*Aim of the exercise:* Retype the listing that follows, word for word.

*Record set:*
________________________

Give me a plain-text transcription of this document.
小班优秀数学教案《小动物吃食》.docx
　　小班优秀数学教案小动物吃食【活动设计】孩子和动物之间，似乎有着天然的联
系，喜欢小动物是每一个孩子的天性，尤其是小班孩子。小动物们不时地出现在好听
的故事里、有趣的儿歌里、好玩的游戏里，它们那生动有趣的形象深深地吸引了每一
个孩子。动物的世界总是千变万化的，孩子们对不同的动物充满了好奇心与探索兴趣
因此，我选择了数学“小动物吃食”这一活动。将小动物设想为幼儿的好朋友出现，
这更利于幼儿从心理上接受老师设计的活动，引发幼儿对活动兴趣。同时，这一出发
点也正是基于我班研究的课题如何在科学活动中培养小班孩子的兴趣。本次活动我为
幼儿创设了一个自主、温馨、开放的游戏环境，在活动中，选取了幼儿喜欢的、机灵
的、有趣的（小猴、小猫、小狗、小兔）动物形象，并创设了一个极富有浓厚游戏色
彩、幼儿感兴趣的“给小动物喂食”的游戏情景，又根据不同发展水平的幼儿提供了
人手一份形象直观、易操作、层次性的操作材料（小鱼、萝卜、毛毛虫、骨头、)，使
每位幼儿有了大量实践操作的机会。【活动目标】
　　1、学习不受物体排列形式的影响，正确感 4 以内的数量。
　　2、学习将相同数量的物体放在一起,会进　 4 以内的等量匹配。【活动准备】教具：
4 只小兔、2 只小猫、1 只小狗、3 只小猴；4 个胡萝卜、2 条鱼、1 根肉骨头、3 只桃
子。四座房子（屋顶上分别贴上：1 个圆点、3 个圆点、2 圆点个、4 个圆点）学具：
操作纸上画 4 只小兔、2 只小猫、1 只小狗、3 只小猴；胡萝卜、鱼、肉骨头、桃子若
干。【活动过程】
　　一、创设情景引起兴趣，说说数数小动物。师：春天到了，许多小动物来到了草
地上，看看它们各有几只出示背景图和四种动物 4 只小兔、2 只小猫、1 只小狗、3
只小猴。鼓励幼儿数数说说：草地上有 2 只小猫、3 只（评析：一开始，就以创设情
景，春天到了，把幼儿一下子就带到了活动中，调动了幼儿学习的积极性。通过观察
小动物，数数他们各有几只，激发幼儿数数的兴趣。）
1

________________________

*Output of the task:*
Give me a plain-text transcription of this document.
小班优秀数学教案《小动物吃食》.docx
　　小班优秀数学教案小动物吃食【活动设计】孩子和动物之间，似乎有着天然的联
系，喜欢小动物是每一个孩子的天性，尤其是小班孩子。小动物们不时地出现在好听
的故事里、有趣的儿歌里、好玩的游戏里，它们那生动有趣的形象深深地吸引了每一
个孩子。动物的世界总是千变万化的，孩子们对不同的动物充满了好奇心与探索兴趣
因此，我选择了数学“小动物吃食”这一活动。将小动物设想为幼儿的好朋友出现，
这更利于幼儿从心理上接受老师设计的活动，引发幼儿对活动兴趣。同时，这一出发
点也正是基于我班研究的课题如何在科学活动中培养小班孩子的兴趣。本次活动我为
幼儿创设了一个自主、温馨、开放的游戏环境，在活动中，选取了幼儿喜欢的、机灵
的、有趣的（小猴、小猫、小狗、小兔）动物形象，并创设了一个极富有浓厚游戏色
彩、幼儿感兴趣的“给小动物喂食”的游戏情景，又根据不同发展水平的幼儿提供了
人手一份形象直观、易操作、层次性的操作材料（小鱼、萝卜、毛毛虫、骨头、)，使
每位幼儿有了大量实践操作的机会。【活动目标】
　　1、学习不受物体排列形式的影响，正确感 4 以内的数量。
　　2、学习将相同数量的物体放在一起,会进　 4 以内的等量匹配。【活动准备】教具：
4 只小兔、2 只小猫、1 只小狗、3 只小猴；4 个胡萝卜、2 条鱼、1 根肉骨头、3 只桃
子。四座房子（屋顶上分别贴上：1 个圆点、3 个圆点、2 圆点个、4 个圆点）学具：
操作纸上画 4 只小兔、2 只小猫、1 只小狗、3 只小猴；胡萝卜、鱼、肉骨头、桃子若
干。【活动过程】
　　一、创设情景引起兴趣，说说数数小动物。师：春天到了，许多小动物来到了草
地上，看看它们各有几只出示背景图和四种动物 4 只小兔、2 只小猫、1 只小狗、3
只小猴。鼓励幼儿数数说说：草地上有 2 只小猫、3 只（评析：一开始，就以创设情
景，春天到了，把幼儿一下子就带到了活动中，调动了幼儿学习的积极性。通过观察
小动物，数数他们各有几只，激发幼儿数数的兴趣。）
1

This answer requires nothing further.